**Given problem:**
Find and return each line containing "macro".

+ + + + + + +

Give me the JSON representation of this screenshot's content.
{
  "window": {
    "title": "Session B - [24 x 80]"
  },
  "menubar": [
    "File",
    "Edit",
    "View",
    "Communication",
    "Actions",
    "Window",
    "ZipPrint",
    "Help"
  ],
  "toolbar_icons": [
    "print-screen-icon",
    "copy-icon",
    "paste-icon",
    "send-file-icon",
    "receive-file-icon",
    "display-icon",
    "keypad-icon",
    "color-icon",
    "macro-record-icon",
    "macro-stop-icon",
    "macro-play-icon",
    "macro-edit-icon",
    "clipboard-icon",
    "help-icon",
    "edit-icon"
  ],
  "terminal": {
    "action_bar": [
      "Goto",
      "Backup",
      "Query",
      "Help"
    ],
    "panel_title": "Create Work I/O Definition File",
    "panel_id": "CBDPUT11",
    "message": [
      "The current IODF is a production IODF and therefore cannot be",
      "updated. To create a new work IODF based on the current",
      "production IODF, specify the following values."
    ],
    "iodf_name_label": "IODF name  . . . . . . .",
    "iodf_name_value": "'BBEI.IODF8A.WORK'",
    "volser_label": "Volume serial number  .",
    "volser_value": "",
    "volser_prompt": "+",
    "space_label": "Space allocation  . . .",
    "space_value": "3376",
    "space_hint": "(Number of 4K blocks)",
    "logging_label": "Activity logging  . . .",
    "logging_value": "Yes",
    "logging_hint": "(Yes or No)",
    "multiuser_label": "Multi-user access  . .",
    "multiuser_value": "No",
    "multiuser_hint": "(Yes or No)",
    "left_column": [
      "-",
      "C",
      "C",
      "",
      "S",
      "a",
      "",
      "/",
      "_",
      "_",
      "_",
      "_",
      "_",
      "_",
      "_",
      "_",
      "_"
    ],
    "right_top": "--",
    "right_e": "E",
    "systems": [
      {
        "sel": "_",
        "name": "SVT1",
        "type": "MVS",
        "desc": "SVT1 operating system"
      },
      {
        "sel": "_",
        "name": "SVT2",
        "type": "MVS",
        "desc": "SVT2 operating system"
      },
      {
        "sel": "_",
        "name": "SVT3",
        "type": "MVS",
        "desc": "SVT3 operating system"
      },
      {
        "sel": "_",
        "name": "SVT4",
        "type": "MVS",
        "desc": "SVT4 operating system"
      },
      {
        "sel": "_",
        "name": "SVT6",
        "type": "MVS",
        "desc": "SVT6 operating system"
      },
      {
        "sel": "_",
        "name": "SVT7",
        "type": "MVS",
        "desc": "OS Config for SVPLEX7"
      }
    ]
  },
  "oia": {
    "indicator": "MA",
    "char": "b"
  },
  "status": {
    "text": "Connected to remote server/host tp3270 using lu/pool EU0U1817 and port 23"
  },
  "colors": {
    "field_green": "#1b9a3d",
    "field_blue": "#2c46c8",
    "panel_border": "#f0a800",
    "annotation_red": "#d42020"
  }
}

+ + + + + + +

**Full answer:**
    "macro-record-icon",
    "macro-stop-icon",
    "macro-play-icon",
    "macro-edit-icon",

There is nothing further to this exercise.